(REQUIREMENTS): Look at the entries below and reproduce them exactly.

(Extracted data entries):
============

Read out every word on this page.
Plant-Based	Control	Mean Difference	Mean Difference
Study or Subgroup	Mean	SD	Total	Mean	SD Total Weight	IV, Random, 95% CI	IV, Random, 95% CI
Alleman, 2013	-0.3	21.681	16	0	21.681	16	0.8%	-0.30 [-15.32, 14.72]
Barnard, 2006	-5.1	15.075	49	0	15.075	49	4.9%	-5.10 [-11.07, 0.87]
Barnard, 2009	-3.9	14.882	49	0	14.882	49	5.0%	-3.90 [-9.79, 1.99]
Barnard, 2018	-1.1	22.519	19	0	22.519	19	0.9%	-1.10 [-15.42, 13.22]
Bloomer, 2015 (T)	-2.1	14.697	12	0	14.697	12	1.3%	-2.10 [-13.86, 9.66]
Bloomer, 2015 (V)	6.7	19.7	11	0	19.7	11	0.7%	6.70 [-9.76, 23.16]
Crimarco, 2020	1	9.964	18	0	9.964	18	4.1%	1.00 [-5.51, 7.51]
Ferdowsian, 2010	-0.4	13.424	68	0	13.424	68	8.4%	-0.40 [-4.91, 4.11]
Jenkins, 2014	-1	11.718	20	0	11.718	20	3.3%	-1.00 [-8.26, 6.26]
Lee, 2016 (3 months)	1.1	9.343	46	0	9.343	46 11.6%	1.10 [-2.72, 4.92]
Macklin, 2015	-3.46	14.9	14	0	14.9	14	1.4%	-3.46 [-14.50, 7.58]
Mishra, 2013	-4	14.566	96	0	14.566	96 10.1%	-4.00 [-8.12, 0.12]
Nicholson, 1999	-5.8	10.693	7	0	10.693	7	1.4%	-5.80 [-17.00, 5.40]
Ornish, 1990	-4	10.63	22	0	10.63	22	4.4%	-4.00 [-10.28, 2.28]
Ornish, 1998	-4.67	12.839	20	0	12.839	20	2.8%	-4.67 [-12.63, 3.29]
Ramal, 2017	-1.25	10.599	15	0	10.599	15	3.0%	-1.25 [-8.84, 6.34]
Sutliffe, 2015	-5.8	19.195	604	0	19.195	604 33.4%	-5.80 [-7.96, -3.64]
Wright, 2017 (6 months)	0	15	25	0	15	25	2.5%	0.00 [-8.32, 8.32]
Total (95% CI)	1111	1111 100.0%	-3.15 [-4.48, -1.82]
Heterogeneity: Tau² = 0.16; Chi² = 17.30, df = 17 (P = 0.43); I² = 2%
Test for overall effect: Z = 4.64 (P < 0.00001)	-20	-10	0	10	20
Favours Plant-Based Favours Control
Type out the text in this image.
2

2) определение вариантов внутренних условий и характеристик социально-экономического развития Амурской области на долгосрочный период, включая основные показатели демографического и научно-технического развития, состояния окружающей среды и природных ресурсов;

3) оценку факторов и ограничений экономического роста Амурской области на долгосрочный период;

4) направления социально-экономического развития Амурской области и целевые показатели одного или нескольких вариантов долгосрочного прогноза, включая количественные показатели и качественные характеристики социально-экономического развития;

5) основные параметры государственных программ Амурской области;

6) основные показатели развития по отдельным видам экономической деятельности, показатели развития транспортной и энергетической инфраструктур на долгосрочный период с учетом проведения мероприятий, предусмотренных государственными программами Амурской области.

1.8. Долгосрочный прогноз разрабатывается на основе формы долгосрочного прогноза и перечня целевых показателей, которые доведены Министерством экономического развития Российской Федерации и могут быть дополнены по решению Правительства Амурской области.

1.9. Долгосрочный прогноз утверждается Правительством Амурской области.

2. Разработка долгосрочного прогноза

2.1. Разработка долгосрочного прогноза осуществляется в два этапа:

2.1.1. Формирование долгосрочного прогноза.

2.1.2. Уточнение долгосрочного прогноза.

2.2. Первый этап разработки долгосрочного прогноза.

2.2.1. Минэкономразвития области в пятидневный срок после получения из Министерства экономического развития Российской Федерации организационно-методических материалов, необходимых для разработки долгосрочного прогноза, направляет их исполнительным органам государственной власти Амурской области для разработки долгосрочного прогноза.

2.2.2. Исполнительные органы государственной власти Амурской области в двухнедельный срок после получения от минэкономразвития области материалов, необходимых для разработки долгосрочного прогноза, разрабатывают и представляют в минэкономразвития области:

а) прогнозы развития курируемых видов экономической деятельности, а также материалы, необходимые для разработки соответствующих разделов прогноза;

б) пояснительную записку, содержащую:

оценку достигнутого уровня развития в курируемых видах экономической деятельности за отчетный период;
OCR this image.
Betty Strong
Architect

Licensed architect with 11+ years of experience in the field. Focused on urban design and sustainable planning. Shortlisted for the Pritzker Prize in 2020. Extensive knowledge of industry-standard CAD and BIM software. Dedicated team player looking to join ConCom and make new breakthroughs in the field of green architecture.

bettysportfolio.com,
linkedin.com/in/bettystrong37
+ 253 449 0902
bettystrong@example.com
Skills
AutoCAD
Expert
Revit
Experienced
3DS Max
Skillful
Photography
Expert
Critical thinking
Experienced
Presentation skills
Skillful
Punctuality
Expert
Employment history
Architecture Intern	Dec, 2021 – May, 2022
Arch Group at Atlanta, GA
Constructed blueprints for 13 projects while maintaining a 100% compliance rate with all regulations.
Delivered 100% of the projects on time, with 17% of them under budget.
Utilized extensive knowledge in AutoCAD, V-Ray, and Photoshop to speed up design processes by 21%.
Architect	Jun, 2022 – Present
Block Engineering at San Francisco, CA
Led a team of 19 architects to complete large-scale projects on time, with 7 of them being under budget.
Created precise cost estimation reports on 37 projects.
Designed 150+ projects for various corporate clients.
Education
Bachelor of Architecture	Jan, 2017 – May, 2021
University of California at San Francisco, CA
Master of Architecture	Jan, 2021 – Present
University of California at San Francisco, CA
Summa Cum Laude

============

(RESPONSE TO THIS TASK):
Read out every word on this page.
Plant-Based	Control	Mean Difference	Mean Difference
Study or Subgroup	Mean	SD	Total	Mean	SD Total Weight	IV, Random, 95% CI	IV, Random, 95% CI
Alleman, 2013	-0.3	21.681	16	0	21.681	16	0.8%	-0.30 [-15.32, 14.72]
Barnard, 2006	-5.1	15.075	49	0	15.075	49	4.9%	-5.10 [-11.07, 0.87]
Barnard, 2009	-3.9	14.882	49	0	14.882	49	5.0%	-3.90 [-9.79, 1.99]
Barnard, 2018	-1.1	22.519	19	0	22.519	19	0.9%	-1.10 [-15.42, 13.22]
Bloomer, 2015 (T)	-2.1	14.697	12	0	14.697	12	1.3%	-2.10 [-13.86, 9.66]
Bloomer, 2015 (V)	6.7	19.7	11	0	19.7	11	0.7%	6.70 [-9.76, 23.16]
Crimarco, 2020	1	9.964	18	0	9.964	18	4.1%	1.00 [-5.51, 7.51]
Ferdowsian, 2010	-0.4	13.424	68	0	13.424	68	8.4%	-0.40 [-4.91, 4.11]
Jenkins, 2014	-1	11.718	20	0	11.718	20	3.3%	-1.00 [-8.26, 6.26]
Lee, 2016 (3 months)	1.1	9.343	46	0	9.343	46 11.6%	1.10 [-2.72, 4.92]
Macklin, 2015	-3.46	14.9	14	0	14.9	14	1.4%	-3.46 [-14.50, 7.58]
Mishra, 2013	-4	14.566	96	0	14.566	96 10.1%	-4.00 [-8.12, 0.12]
Nicholson, 1999	-5.8	10.693	7	0	10.693	7	1.4%	-5.80 [-17.00, 5.40]
Ornish, 1990	-4	10.63	22	0	10.63	22	4.4%	-4.00 [-10.28, 2.28]
Ornish, 1998	-4.67	12.839	20	0	12.839	20	2.8%	-4.67 [-12.63, 3.29]
Ramal, 2017	-1.25	10.599	15	0	10.599	15	3.0%	-1.25 [-8.84, 6.34]
Sutliffe, 2015	-5.8	19.195	604	0	19.195	604 33.4%	-5.80 [-7.96, -3.64]
Wright, 2017 (6 months)	0	15	25	0	15	25	2.5%	0.00 [-8.32, 8.32]
Total (95% CI)	1111	1111 100.0%	-3.15 [-4.48, -1.82]
Heterogeneity: Tau² = 0.16; Chi² = 17.30, df = 17 (P = 0.43); I² = 2%
Test for overall effect: Z = 4.64 (P < 0.00001)	-20	-10	0	10	20
Favours Plant-Based Favours Control
Type out the text in this image.
2

2) определение вариантов внутренних условий и характеристик социально-экономического развития Амурской области на долгосрочный период, включая основные показатели демографического и научно-технического развития, состояния окружающей среды и природных ресурсов;

3) оценку факторов и ограничений экономического роста Амурской области на долгосрочный период;

4) направления социально-экономического развития Амурской области и целевые показатели одного или нескольких вариантов долгосрочного прогноза, включая количественные показатели и качественные характеристики социально-экономического развития;

5) основные параметры государственных программ Амурской области;

6) основные показатели развития по отдельным видам экономической деятельности, показатели развития транспортной и энергетической инфраструктур на долгосрочный период с учетом проведения мероприятий, предусмотренных государственными программами Амурской области.

1.8. Долгосрочный прогноз разрабатывается на основе формы долгосрочного прогноза и перечня целевых показателей, которые доведены Министерством экономического развития Российской Федерации и могут быть дополнены по решению Правительства Амурской области.

1.9. Долгосрочный прогноз утверждается Правительством Амурской области.

2. Разработка долгосрочного прогноза

2.1. Разработка долгосрочного прогноза осуществляется в два этапа:

2.1.1. Формирование долгосрочного прогноза.

2.1.2. Уточнение долгосрочного прогноза.

2.2. Первый этап разработки долгосрочного прогноза.

2.2.1. Минэкономразвития области в пятидневный срок после получения из Министерства экономического развития Российской Федерации организационно-методических материалов, необходимых для разработки долгосрочного прогноза, направляет их исполнительным органам государственной власти Амурской области для разработки долгосрочного прогноза.

2.2.2. Исполнительные органы государственной власти Амурской области в двухнедельный срок после получения от минэкономразвития области материалов, необходимых для разработки долгосрочного прогноза, разрабатывают и представляют в минэкономразвития области:

а) прогнозы развития курируемых видов экономической деятельности, а также материалы, необходимые для разработки соответствующих разделов прогноза;

б) пояснительную записку, содержащую:

оценку достигнутого уровня развития в курируемых видах экономической деятельности за отчетный период;
OCR this image.
Betty Strong
Architect

Licensed architect with 11+ years of experience in the field. Focused on urban design and sustainable planning. Shortlisted for the Pritzker Prize in 2020. Extensive knowledge of industry-standard CAD and BIM software. Dedicated team player looking to join ConCom and make new breakthroughs in the field of green architecture.

bettysportfolio.com,
linkedin.com/in/bettystrong37
+ 253 449 0902
bettystrong@example.com
Skills
AutoCAD
Expert
Revit
Experienced
3DS Max
Skillful
Photography
Expert
Critical thinking
Experienced
Presentation skills
Skillful
Punctuality
Expert
Employment history
Architecture Intern	Dec, 2021 – May, 2022
Arch Group at Atlanta, GA
Constructed blueprints for 13 projects while maintaining a 100% compliance rate with all regulations.
Delivered 100% of the projects on time, with 17% of them under budget.
Utilized extensive knowledge in AutoCAD, V-Ray, and Photoshop to speed up design processes by 21%.
Architect	Jun, 2022 – Present
Block Engineering at San Francisco, CA
Led a team of 19 architects to complete large-scale projects on time, with 7 of them being under budget.
Created precise cost estimation reports on 37 projects.
Designed 150+ projects for various corporate clients.
Education
Bachelor of Architecture	Jan, 2017 – May, 2021
University of California at San Francisco, CA
Master of Architecture	Jan, 2021 – Present
University of California at San Francisco, CA
Summa Cum Laude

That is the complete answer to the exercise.